What is required |
Pull out every line below containing the word "created".

Items listed in a dataset:
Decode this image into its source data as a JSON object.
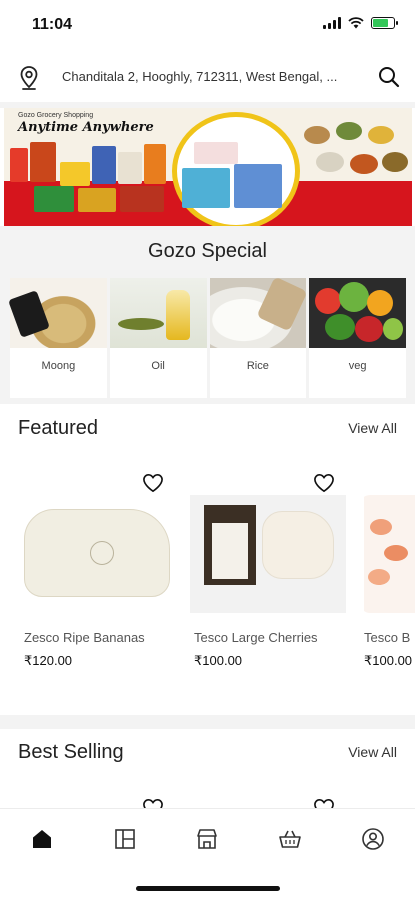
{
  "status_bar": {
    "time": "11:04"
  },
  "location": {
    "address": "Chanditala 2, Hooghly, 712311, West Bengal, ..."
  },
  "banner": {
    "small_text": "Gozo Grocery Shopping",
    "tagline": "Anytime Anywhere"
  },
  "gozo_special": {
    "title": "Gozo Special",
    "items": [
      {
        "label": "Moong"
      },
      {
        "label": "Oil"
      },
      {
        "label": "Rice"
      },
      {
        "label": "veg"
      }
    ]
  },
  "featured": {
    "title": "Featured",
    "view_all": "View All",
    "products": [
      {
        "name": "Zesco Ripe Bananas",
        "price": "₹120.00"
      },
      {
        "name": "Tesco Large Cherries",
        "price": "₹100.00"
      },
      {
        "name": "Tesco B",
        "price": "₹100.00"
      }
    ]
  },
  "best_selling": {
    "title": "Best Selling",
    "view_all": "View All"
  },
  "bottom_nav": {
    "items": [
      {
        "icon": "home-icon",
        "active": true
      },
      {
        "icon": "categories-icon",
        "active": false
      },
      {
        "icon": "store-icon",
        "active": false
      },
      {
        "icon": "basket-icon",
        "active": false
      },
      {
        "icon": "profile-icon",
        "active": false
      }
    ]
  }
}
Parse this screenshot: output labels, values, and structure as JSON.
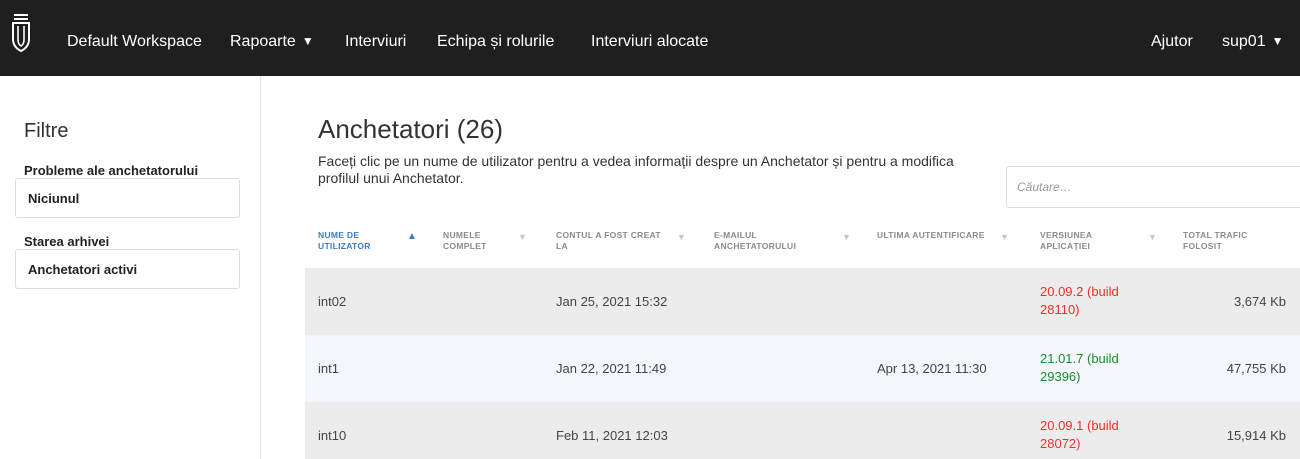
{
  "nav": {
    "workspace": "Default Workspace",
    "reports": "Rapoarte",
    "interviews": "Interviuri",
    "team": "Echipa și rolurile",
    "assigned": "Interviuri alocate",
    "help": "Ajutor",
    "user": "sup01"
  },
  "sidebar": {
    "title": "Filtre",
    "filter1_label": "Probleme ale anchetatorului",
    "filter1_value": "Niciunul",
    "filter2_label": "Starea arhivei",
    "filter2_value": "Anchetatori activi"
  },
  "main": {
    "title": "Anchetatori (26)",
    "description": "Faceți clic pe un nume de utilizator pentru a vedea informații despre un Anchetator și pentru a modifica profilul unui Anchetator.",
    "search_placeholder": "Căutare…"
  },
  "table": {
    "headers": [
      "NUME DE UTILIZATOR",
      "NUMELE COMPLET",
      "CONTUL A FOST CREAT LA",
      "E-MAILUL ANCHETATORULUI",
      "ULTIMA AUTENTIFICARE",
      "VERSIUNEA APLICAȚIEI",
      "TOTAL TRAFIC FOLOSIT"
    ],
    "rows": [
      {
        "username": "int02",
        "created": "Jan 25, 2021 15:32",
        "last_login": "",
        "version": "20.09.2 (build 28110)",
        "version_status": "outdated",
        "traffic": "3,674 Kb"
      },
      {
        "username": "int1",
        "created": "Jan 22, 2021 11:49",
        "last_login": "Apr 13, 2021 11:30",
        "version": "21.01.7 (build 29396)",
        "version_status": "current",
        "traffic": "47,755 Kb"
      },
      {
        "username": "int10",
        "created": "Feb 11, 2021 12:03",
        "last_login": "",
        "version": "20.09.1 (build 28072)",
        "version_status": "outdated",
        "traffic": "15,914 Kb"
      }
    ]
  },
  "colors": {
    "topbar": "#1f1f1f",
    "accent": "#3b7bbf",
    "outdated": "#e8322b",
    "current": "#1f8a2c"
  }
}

Response to this task |
        "created": "Jan 25, 2021 15:32",
        "created": "Jan 22, 2021 11:49",
        "created": "Feb 11, 2021 12:03",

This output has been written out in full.